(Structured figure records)
——————

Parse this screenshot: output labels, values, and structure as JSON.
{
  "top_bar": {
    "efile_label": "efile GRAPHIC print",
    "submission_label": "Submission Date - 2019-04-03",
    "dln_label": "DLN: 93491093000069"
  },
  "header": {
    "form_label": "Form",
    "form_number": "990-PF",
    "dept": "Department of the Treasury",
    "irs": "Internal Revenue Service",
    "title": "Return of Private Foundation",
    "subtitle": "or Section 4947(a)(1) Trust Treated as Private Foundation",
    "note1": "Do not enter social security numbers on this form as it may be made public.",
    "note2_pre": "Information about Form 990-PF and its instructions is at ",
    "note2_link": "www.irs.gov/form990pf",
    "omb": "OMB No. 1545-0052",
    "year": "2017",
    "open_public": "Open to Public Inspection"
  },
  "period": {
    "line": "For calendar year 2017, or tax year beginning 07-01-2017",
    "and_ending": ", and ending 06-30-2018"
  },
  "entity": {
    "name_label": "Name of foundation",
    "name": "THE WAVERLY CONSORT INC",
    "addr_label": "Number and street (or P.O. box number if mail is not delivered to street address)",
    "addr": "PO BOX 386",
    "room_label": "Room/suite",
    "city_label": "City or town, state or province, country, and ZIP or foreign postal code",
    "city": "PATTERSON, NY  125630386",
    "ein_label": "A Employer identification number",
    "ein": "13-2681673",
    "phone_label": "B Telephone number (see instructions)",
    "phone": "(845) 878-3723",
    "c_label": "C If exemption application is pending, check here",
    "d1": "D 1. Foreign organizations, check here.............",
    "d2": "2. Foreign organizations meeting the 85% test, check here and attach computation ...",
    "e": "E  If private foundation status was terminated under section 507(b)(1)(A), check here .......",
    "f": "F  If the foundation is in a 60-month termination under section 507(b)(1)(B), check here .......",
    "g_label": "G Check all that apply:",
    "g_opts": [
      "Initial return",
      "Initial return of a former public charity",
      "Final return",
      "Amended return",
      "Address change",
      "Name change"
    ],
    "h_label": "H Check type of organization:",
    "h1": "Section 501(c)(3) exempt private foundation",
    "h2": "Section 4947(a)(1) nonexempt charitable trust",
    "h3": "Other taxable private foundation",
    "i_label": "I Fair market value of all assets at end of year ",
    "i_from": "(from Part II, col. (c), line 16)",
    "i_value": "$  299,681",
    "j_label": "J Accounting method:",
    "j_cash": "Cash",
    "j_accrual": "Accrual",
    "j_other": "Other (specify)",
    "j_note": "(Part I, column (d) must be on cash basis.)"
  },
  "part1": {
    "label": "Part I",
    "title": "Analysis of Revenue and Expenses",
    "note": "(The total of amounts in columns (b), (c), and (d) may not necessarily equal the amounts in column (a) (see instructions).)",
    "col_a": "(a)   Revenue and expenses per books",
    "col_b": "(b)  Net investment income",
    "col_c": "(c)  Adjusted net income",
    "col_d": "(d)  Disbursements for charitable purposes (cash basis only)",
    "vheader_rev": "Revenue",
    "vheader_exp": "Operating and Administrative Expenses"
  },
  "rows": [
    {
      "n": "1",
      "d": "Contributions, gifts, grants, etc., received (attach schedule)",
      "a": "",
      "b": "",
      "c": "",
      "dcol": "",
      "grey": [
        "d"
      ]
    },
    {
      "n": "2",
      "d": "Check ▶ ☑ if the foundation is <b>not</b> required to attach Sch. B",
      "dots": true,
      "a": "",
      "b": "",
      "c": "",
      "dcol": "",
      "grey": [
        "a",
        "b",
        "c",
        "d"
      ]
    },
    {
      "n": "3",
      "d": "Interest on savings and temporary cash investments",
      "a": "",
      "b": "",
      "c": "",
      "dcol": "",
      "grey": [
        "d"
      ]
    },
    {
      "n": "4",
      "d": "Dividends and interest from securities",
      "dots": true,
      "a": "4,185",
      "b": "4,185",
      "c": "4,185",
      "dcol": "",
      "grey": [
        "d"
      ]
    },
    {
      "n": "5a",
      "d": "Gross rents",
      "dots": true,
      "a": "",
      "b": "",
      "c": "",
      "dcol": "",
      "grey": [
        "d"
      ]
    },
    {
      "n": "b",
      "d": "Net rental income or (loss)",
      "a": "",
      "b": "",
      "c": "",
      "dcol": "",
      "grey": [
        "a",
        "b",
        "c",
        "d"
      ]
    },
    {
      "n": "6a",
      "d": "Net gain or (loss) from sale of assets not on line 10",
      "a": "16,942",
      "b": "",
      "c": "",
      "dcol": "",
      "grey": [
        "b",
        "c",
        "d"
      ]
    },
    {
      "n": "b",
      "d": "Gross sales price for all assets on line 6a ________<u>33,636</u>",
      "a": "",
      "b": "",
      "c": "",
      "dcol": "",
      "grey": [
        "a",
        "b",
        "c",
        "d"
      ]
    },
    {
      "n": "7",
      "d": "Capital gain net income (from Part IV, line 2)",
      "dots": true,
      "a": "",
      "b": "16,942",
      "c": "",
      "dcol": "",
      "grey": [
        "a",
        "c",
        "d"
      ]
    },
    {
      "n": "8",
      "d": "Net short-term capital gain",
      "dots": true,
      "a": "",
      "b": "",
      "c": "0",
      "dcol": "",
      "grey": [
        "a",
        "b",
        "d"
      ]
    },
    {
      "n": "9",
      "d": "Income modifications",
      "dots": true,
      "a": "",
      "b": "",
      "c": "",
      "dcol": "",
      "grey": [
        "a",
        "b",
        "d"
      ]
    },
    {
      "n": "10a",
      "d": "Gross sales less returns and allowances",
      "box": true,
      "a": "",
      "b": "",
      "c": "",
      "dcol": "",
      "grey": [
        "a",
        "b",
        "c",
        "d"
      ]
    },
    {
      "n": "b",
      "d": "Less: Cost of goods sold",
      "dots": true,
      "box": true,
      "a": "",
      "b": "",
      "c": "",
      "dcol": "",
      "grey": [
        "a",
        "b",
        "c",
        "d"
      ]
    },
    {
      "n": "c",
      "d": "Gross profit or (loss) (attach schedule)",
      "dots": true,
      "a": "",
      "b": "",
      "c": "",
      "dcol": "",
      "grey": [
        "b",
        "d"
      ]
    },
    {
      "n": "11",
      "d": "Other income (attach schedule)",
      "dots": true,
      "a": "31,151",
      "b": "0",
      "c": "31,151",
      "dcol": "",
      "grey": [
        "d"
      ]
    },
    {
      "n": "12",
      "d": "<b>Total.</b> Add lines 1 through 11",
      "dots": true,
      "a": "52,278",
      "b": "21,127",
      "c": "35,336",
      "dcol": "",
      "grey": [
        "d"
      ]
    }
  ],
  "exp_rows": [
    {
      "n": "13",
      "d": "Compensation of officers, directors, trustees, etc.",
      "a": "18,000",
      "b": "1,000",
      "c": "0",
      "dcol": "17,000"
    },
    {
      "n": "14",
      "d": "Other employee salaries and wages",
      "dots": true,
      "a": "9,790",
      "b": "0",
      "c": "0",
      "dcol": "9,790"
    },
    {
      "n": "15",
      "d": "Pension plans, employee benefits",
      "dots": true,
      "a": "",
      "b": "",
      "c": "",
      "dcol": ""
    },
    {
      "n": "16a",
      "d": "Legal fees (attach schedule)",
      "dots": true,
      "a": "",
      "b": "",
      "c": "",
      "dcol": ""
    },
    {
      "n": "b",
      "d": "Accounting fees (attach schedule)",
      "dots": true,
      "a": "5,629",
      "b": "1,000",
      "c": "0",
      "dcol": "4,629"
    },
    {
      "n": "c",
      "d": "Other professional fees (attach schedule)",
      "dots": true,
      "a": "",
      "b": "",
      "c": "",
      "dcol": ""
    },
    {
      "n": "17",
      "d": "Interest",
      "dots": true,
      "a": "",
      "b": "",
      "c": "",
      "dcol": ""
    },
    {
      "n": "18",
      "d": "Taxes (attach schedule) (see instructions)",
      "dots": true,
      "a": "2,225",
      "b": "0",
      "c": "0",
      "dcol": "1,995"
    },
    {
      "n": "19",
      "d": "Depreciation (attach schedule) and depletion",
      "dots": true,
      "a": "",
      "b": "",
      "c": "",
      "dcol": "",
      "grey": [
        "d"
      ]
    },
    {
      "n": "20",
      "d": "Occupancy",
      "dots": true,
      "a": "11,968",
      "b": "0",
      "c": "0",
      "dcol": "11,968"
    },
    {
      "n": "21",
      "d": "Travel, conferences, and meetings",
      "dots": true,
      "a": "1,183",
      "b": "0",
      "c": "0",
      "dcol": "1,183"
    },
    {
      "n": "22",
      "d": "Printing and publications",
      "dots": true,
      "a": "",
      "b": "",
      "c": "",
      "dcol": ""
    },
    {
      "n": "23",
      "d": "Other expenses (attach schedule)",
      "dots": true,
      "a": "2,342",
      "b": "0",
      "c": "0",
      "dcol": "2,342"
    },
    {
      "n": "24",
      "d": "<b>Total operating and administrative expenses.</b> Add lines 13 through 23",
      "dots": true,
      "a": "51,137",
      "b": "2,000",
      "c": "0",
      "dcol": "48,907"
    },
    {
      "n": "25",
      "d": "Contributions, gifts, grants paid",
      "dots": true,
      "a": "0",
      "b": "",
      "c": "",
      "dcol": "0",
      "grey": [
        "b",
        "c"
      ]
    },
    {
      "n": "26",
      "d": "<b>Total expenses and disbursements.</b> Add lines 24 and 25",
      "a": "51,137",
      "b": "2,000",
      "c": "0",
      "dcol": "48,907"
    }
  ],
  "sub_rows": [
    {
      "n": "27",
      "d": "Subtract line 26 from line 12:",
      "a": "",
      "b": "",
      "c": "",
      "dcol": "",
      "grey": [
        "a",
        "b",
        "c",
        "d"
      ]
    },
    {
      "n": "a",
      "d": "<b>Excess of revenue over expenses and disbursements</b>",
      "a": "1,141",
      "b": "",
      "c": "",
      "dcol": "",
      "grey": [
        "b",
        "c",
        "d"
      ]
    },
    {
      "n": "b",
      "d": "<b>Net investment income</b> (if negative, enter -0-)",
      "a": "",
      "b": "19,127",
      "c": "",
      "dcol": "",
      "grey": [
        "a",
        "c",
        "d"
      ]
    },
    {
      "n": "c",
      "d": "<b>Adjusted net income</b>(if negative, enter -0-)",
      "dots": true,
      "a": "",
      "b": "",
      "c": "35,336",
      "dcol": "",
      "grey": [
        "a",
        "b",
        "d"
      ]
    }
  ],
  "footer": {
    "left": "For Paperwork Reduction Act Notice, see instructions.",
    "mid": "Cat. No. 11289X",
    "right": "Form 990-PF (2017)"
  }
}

——————

AIM OF THE TASK:
Write down the number of lines where the word "under" appears, and nothing further.

ANSWER TO THE TASK:
2